Prompt: Search the material below for the word "player". Copy every line that has it.

[Stored entries]

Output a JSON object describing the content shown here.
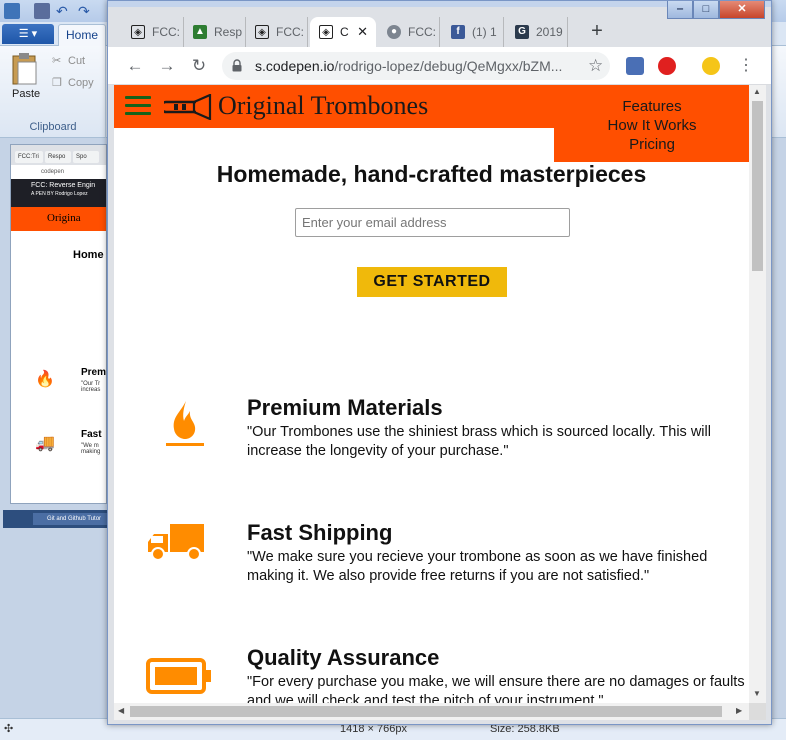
{
  "paint": {
    "file_menu": "",
    "home_tab": "Home",
    "clipboard": {
      "paste": "Paste",
      "cut": "Cut",
      "copy": "Copy",
      "group_label": "Clipboard"
    },
    "status": {
      "dimensions": "1418 × 766px",
      "size": "Size: 258.8KB"
    },
    "thumbnail": {
      "tabs": [
        "FCC:Tri",
        "Respo",
        "Spo"
      ],
      "url": "codepen",
      "banner_title": "FCC: Reverse Engin",
      "banner_author": "A PEN BY Rodrigo Lopez",
      "site_title": "Origina",
      "hero": "Home",
      "features": [
        {
          "title": "Prem",
          "desc": "\"Our Tr increas"
        },
        {
          "title": "Fast",
          "desc": "\"We m making"
        }
      ],
      "taskbar_item": "Git and Github Tutor"
    }
  },
  "browser": {
    "tabs": [
      {
        "label": "FCC:",
        "icon": "codepen-icon"
      },
      {
        "label": "Resp",
        "icon": "android-icon"
      },
      {
        "label": "FCC:",
        "icon": "codepen-icon"
      },
      {
        "label": "C",
        "icon": "codepen-icon"
      },
      {
        "label": "FCC:",
        "icon": "globe-icon"
      },
      {
        "label": "(1) 1",
        "icon": "facebook-icon"
      },
      {
        "label": "2019",
        "icon": "g-icon"
      }
    ],
    "url_host": "s.codepen.io",
    "url_path": "/rodrigo-lopez/debug/QeMgxx/bZM...",
    "colors": {
      "header": "#ff4f00",
      "cta": "#f0b90b",
      "icon": "#ff8c00",
      "hamburger": "#14621a"
    }
  },
  "site": {
    "title": "Original Trombones",
    "nav": [
      "Features",
      "How It Works",
      "Pricing"
    ],
    "hero": "Homemade, hand-crafted masterpieces",
    "email_placeholder": "Enter your email address",
    "cta": "GET STARTED",
    "features": [
      {
        "icon": "fire-icon",
        "title": "Premium Materials",
        "desc": "\"Our Trombones use the shiniest brass which is sourced locally. This will increase the longevity of your purchase.\""
      },
      {
        "icon": "truck-icon",
        "title": "Fast Shipping",
        "desc": "\"We make sure you recieve your trombone as soon as we have finished making it. We also provide free returns if you are not satisfied.\""
      },
      {
        "icon": "battery-icon",
        "title": "Quality Assurance",
        "desc": "\"For every purchase you make, we will ensure there are no damages or faults and we will check and test the pitch of your instrument.\""
      }
    ]
  }
}
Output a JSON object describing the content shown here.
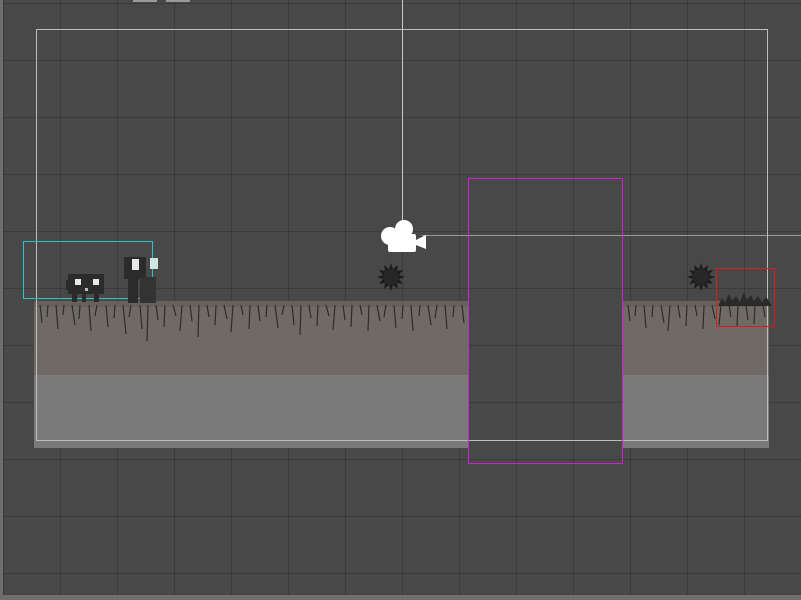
{
  "scene": {
    "grid_color": "#3c3c3c",
    "background_color": "#484848",
    "camera_bounds_color": "#bdbdbd",
    "selection_colors": {
      "player": "#27c6c6",
      "pit_trigger": "#d020d0",
      "hazard": "#e01a1a"
    }
  },
  "icons": {
    "camera": "camera-gizmo-icon",
    "enemy": "spiky-ball-icon",
    "player": "robot-character-icon",
    "hazard": "spike-trap-icon"
  }
}
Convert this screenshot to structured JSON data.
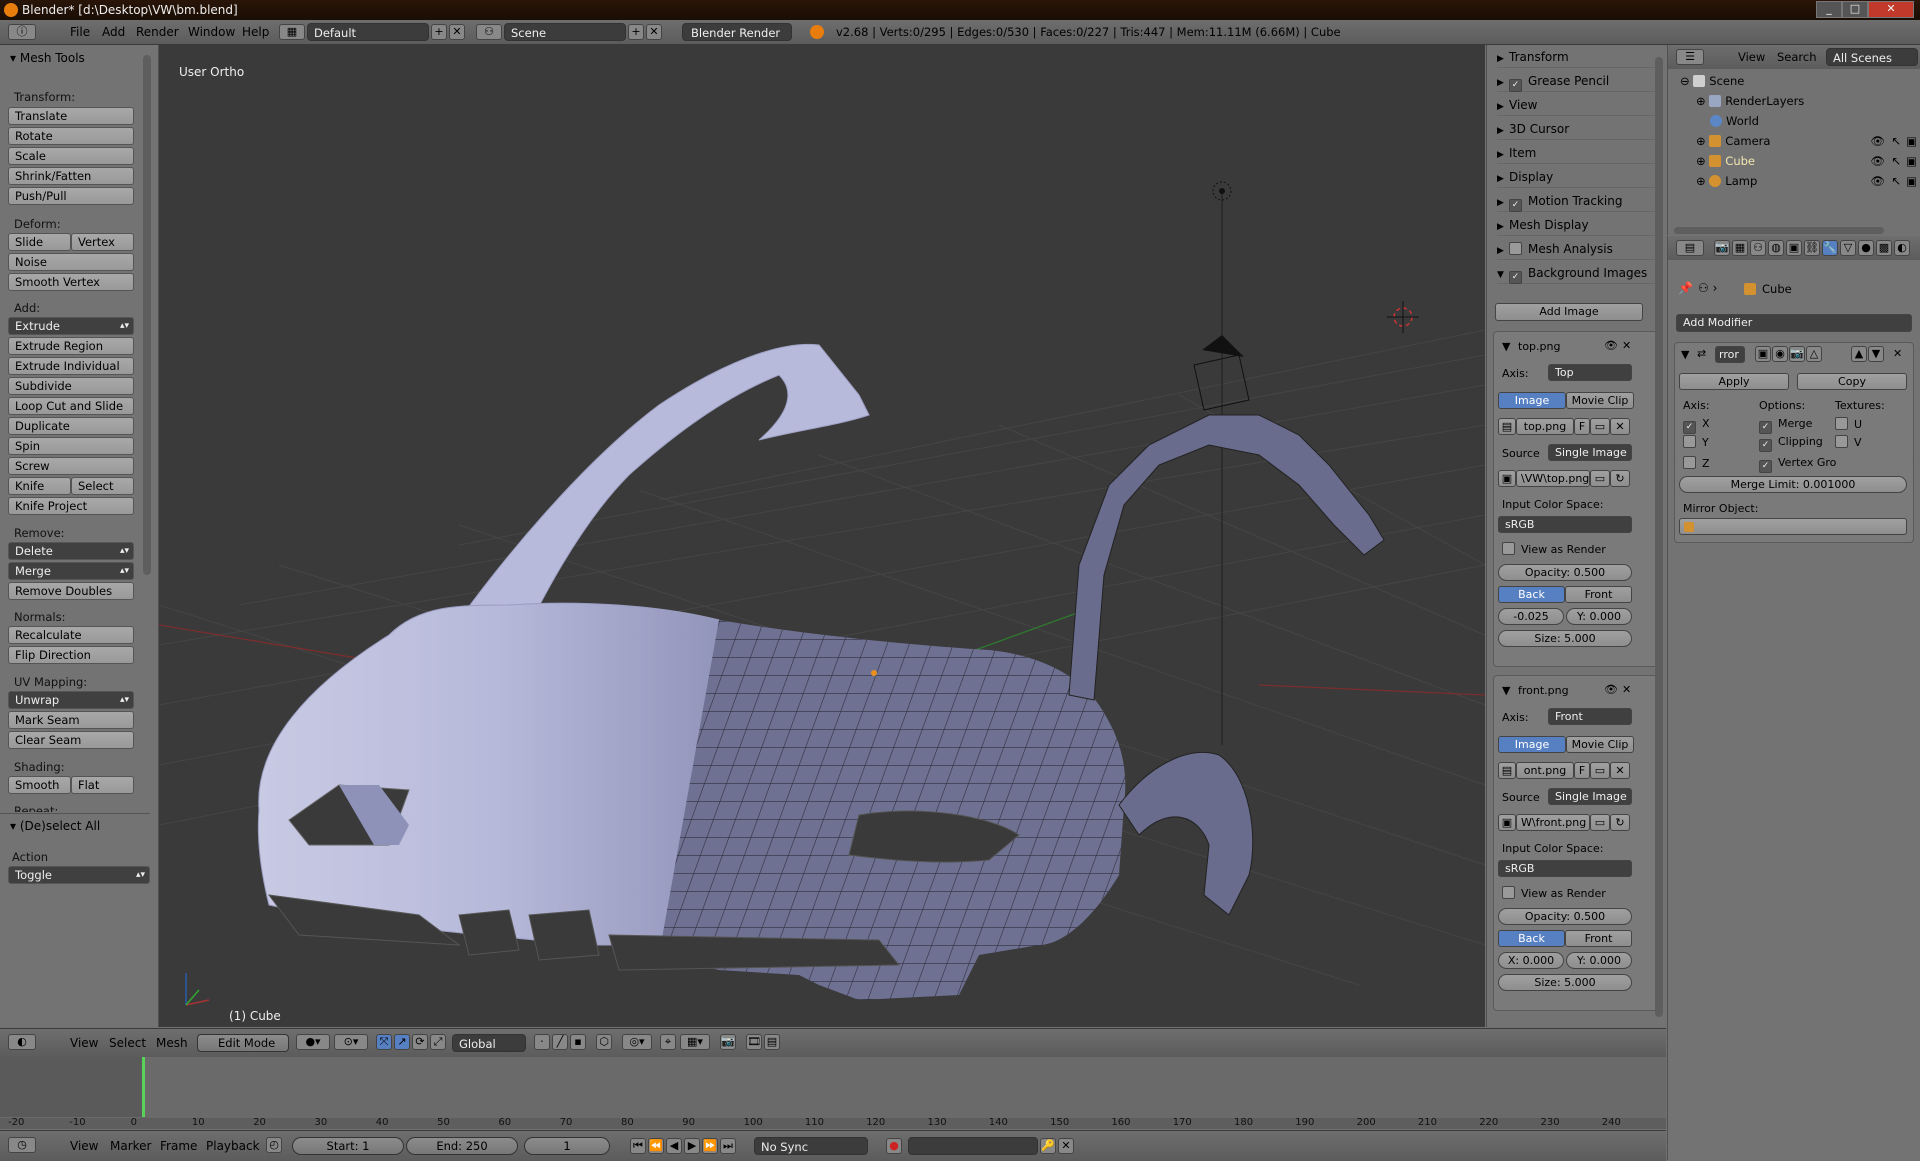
{
  "window": {
    "title": "Blender* [d:\\Desktop\\VW\\bm.blend]",
    "buttons": [
      "_",
      "□",
      "✕"
    ]
  },
  "infobar": {
    "menus": [
      "File",
      "Add",
      "Render",
      "Window",
      "Help"
    ],
    "layout": "Default",
    "scene": "Scene",
    "engine": "Blender Render",
    "stats": "v2.68 | Verts:0/295 | Edges:0/530 | Faces:0/227 | Tris:447 | Mem:11.11M (6.66M) | Cube"
  },
  "toolshelf": {
    "title": "Mesh Tools",
    "transform_label": "Transform:",
    "transform": [
      "Translate",
      "Rotate",
      "Scale",
      "Shrink/Fatten",
      "Push/Pull"
    ],
    "deform_label": "Deform:",
    "deform_pair": [
      "Slide Edge",
      "Vertex"
    ],
    "deform": [
      "Noise",
      "Smooth Vertex"
    ],
    "add_label": "Add:",
    "add_dropdown": "Extrude",
    "add": [
      "Extrude Region",
      "Extrude Individual",
      "Subdivide",
      "Loop Cut and Slide",
      "Duplicate",
      "Spin",
      "Screw"
    ],
    "add_pair": [
      "Knife",
      "Select"
    ],
    "add_last": "Knife Project",
    "remove_label": "Remove:",
    "remove_dropdowns": [
      "Delete",
      "Merge"
    ],
    "remove": "Remove Doubles",
    "normals_label": "Normals:",
    "normals": [
      "Recalculate",
      "Flip Direction"
    ],
    "uv_label": "UV Mapping:",
    "uv_dropdown": "Unwrap",
    "uv": [
      "Mark Seam",
      "Clear Seam"
    ],
    "shading_label": "Shading:",
    "shading_pair": [
      "Smooth",
      "Flat"
    ],
    "repeat_label": "Repeat:",
    "operator_title": "(De)select All",
    "action_label": "Action",
    "action_value": "Toggle"
  },
  "viewport": {
    "view_label": "User Ortho",
    "object_label": "(1) Cube"
  },
  "npanel": {
    "headers": [
      {
        "label": "Transform",
        "check": false
      },
      {
        "label": "Grease Pencil",
        "check": true
      },
      {
        "label": "View",
        "check": false
      },
      {
        "label": "3D Cursor",
        "check": false
      },
      {
        "label": "Item",
        "check": false
      },
      {
        "label": "Display",
        "check": false
      },
      {
        "label": "Motion Tracking",
        "check": true
      },
      {
        "label": "Mesh Display",
        "check": false
      },
      {
        "label": "Mesh Analysis",
        "check": true
      },
      {
        "label": "Background Images",
        "check": true
      }
    ],
    "add_image": "Add Image",
    "images": [
      {
        "name": "top.png",
        "axis": "Top",
        "file": "top.png",
        "file_flag": "F",
        "source": "Single Image",
        "path": "\\VW\\top.png",
        "colorspace": "sRGB",
        "x": "-0.025",
        "y": "Y: 0.000",
        "opacity": "Opacity: 0.500",
        "size": "Size: 5.000"
      },
      {
        "name": "front.png",
        "axis": "Front",
        "file": "ont.png",
        "file_flag": "F",
        "source": "Single Image",
        "path": "W\\front.png",
        "colorspace": "sRGB",
        "x": "X: 0.000",
        "y": "Y: 0.000",
        "opacity": "Opacity: 0.500",
        "size": "Size: 5.000"
      }
    ],
    "axis_label": "Axis:",
    "image_tab": "Image",
    "movieclip_tab": "Movie Clip",
    "source_label": "Source",
    "colorspace_label": "Input Color Space:",
    "view_as_render": "View as Render",
    "back": "Back",
    "front": "Front"
  },
  "outliner": {
    "menus": [
      "View",
      "Search"
    ],
    "filter": "All Scenes",
    "rows": [
      {
        "label": "Scene",
        "indent": 0,
        "color": "#cfcfcf"
      },
      {
        "label": "RenderLayers",
        "indent": 1,
        "color": "#9aa7c2"
      },
      {
        "label": "World",
        "indent": 1,
        "color": "#5b87c7"
      },
      {
        "label": "Camera",
        "indent": 1,
        "color": "#d4912f"
      },
      {
        "label": "Cube",
        "indent": 1,
        "color": "#d4912f"
      },
      {
        "label": "Lamp",
        "indent": 1,
        "color": "#d4912f"
      }
    ]
  },
  "properties": {
    "object": "Cube",
    "add_modifier": "Add Modifier",
    "modifier_name": "rror",
    "apply": "Apply",
    "copy": "Copy",
    "axis_label": "Axis:",
    "options_label": "Options:",
    "textures_label": "Textures:",
    "axis": [
      "X",
      "Y",
      "Z"
    ],
    "options": [
      "Merge",
      "Clipping",
      "Vertex Gro"
    ],
    "textures": [
      "U",
      "V"
    ],
    "merge_limit": "Merge Limit: 0.001000",
    "mirror_object": "Mirror Object:"
  },
  "vp_header": {
    "menus": [
      "View",
      "Select",
      "Mesh"
    ],
    "mode": "Edit Mode",
    "orientation": "Global"
  },
  "timeline": {
    "ticks": [
      "-20",
      "-10",
      "0",
      "10",
      "20",
      "30",
      "40",
      "50",
      "60",
      "70",
      "80",
      "90",
      "100",
      "110",
      "120",
      "130",
      "140",
      "150",
      "160",
      "170",
      "180",
      "190",
      "200",
      "210",
      "220",
      "230",
      "240"
    ],
    "current_frame_value": 1,
    "menus": [
      "View",
      "Marker",
      "Frame",
      "Playback"
    ],
    "start": "Start: 1",
    "end": "End: 250",
    "frame": "1",
    "sync": "No Sync"
  }
}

Solution to the exercise:
      "player": "#27c6c6",
    "player": "robot-character-icon",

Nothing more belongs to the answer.